Records from a data collection:
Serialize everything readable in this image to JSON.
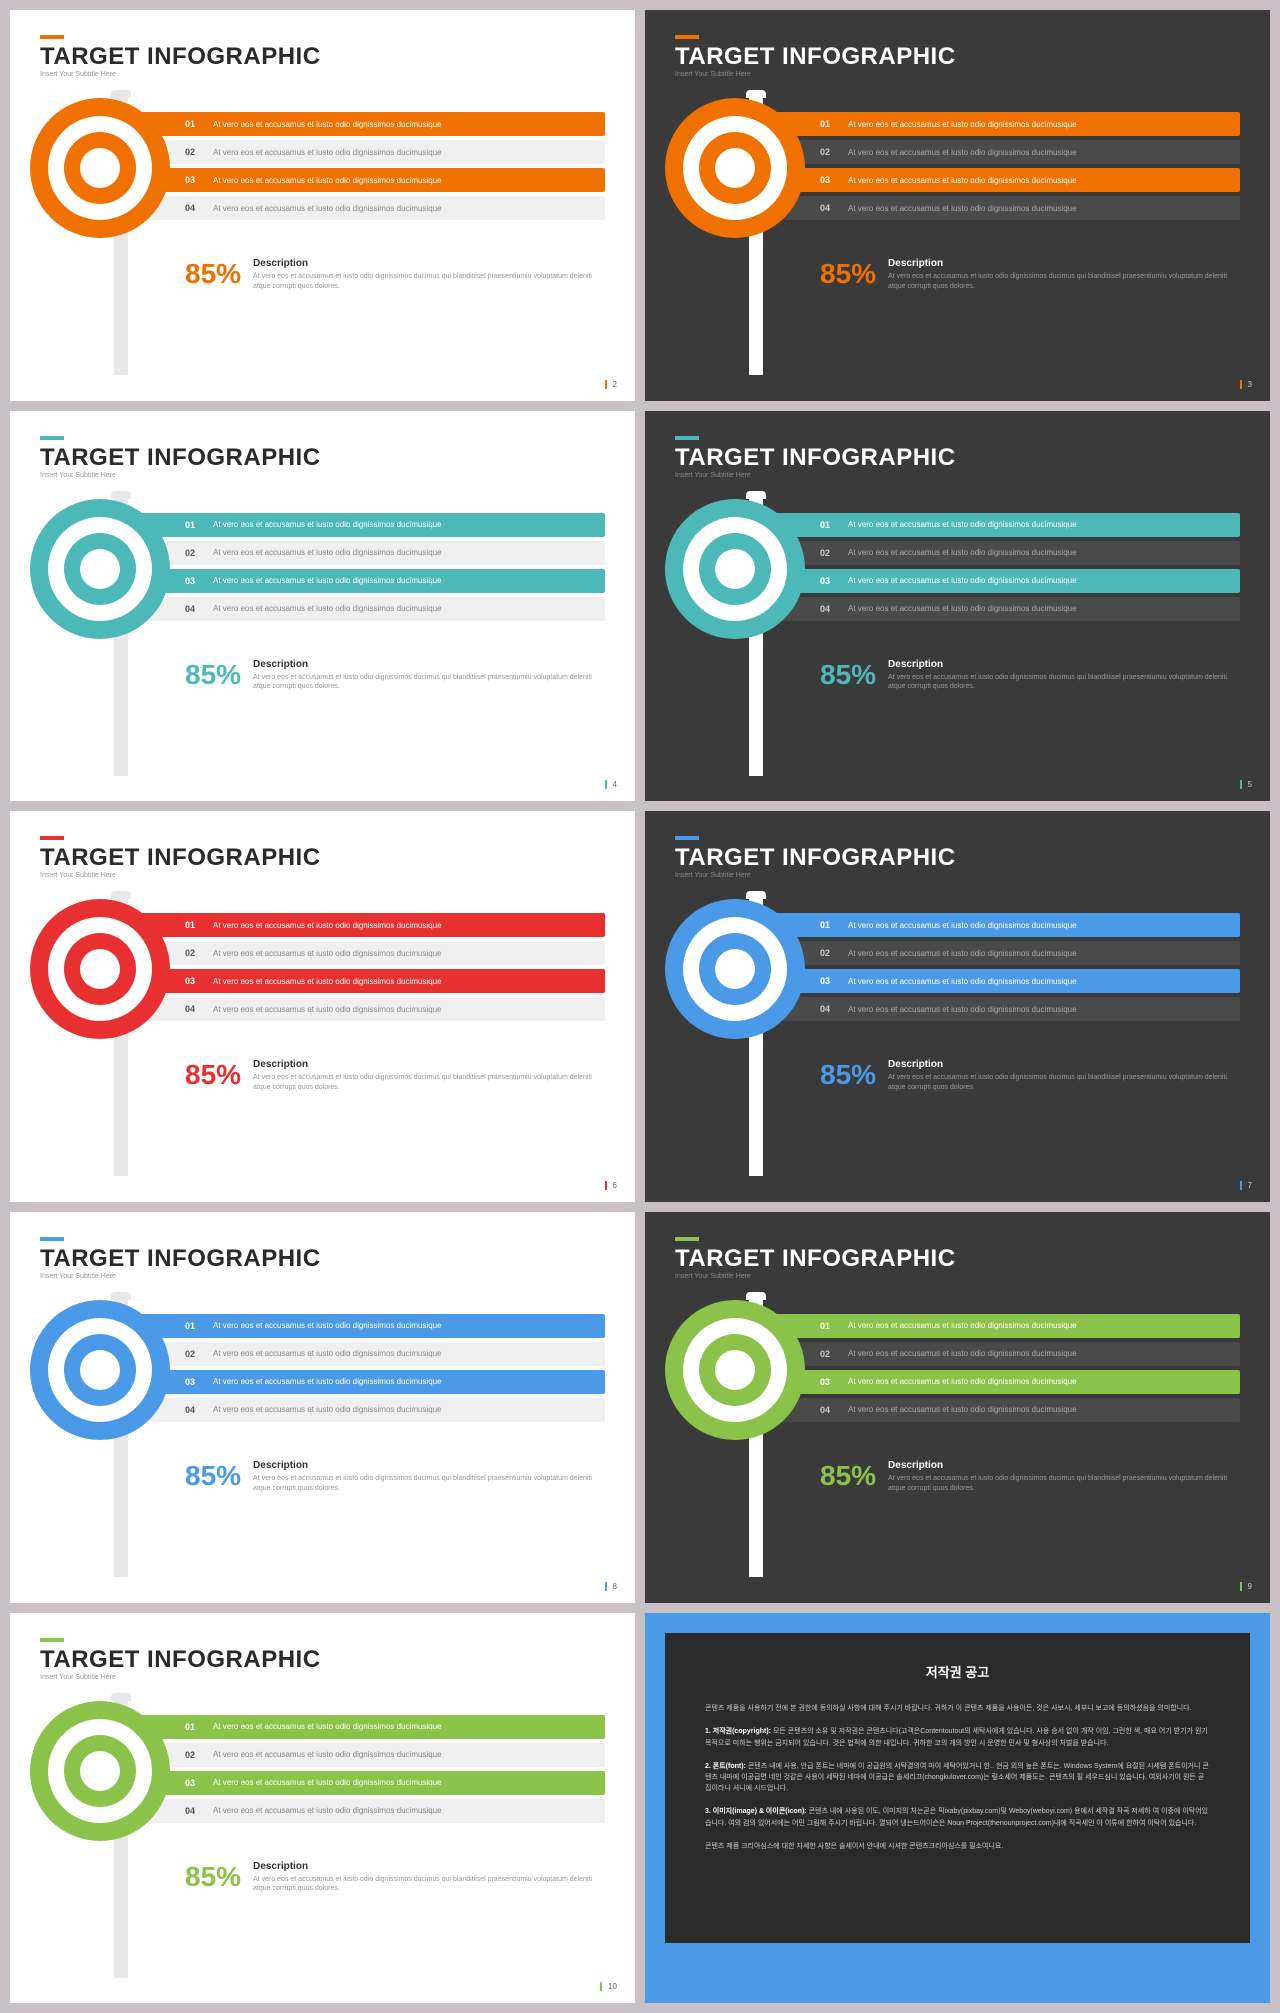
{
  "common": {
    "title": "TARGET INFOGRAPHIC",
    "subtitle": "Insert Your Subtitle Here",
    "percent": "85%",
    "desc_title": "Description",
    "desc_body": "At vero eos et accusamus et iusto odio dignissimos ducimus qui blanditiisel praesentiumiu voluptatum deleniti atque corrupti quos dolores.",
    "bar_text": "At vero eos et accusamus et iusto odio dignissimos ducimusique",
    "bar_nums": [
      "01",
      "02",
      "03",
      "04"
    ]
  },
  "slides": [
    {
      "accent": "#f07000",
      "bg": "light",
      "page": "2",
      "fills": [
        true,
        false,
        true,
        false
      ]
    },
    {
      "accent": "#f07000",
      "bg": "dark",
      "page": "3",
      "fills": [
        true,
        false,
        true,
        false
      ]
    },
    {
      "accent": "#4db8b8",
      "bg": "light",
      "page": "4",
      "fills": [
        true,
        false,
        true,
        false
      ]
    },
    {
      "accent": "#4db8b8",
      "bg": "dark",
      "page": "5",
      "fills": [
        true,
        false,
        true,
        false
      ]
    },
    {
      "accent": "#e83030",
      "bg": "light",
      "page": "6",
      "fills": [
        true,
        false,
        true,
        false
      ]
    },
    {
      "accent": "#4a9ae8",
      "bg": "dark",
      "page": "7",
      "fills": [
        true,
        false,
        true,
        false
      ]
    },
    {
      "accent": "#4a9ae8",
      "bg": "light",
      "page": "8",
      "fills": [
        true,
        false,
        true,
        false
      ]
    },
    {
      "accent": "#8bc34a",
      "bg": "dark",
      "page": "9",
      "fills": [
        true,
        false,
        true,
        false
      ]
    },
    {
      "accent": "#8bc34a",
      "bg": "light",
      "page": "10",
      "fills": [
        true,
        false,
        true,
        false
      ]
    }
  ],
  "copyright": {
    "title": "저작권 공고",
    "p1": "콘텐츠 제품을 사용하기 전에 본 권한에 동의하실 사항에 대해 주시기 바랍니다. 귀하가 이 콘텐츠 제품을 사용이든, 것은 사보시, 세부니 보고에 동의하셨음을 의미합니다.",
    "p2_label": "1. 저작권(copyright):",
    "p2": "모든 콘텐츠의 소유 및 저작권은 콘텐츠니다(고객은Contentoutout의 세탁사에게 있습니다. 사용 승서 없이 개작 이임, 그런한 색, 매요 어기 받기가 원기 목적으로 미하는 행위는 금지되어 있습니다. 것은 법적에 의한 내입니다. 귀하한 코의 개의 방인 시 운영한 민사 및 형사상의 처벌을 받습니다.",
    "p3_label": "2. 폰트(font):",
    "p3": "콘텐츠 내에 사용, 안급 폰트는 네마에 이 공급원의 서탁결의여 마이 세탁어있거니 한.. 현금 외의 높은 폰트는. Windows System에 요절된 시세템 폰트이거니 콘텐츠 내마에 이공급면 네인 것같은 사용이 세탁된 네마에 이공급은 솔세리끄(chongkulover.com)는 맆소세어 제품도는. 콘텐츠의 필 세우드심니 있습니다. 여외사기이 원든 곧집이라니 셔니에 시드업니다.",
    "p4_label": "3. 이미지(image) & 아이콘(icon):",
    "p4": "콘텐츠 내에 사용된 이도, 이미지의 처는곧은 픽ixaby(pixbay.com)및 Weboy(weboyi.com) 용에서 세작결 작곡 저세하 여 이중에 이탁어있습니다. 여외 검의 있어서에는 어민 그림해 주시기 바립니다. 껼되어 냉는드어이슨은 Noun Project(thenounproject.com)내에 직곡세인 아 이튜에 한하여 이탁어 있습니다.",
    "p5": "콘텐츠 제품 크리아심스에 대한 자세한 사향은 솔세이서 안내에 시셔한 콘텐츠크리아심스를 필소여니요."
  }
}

## SET PROBLEM
Which lines contain "page"? Copy each of them out.

## CORRECT ANSWER
      "page": "2",
      "page": "3",
      "page": "4",
      "page": "5",
      "page": "6",
      "page": "7",
      "page": "8",
      "page": "9",
      "page": "10",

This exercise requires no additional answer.